--- start ---

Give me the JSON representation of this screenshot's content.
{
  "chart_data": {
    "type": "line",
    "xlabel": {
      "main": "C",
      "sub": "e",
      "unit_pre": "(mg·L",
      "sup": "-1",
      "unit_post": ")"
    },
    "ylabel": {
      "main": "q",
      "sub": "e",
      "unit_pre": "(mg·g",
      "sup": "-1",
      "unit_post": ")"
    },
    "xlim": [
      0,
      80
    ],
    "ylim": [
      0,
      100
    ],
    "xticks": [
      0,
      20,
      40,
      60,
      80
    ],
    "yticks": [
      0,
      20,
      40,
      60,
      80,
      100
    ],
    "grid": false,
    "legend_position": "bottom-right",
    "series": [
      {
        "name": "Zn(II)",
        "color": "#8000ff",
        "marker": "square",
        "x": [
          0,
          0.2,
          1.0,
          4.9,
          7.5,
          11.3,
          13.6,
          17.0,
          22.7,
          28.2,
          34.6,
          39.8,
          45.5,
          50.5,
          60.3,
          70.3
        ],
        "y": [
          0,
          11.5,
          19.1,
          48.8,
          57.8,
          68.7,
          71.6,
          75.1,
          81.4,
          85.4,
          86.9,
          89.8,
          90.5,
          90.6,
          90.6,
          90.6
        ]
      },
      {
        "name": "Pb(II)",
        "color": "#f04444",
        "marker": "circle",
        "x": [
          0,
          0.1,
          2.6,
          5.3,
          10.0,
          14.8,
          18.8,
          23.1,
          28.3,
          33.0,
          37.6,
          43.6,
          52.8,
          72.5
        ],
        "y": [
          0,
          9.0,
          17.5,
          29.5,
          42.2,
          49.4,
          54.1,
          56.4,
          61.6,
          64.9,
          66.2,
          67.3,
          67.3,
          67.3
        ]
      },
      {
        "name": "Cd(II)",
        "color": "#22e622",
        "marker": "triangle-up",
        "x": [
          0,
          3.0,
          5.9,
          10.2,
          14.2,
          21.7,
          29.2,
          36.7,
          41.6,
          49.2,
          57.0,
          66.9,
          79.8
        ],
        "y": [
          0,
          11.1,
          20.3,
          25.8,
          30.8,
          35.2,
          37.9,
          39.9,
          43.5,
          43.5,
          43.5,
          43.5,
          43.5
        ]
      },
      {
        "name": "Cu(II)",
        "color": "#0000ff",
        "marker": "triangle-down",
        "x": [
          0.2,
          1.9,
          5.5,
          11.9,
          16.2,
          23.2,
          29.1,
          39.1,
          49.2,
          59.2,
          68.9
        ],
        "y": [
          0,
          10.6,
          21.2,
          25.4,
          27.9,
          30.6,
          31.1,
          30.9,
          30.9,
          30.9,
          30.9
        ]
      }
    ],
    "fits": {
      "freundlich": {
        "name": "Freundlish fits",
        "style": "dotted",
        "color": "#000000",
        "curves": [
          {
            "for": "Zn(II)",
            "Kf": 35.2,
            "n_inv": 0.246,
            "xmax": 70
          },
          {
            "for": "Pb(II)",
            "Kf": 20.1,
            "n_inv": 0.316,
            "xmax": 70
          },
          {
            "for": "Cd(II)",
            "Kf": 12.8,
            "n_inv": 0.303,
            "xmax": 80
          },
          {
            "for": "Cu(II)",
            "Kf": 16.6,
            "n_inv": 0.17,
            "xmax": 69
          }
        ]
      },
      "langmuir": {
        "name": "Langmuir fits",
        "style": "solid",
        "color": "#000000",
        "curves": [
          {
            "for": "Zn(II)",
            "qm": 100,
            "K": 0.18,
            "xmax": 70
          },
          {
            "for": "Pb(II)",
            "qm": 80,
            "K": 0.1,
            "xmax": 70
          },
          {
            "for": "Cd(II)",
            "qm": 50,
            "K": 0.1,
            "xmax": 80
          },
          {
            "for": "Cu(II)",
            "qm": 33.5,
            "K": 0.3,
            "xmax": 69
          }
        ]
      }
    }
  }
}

--- end ---

▶ PROBLEM DETAILS:
Track down every line holding the string "fits" and copy it.

▶ THE SOLUTION:
    "fits": {
        "name": "Freundlish fits",
        "name": "Langmuir fits",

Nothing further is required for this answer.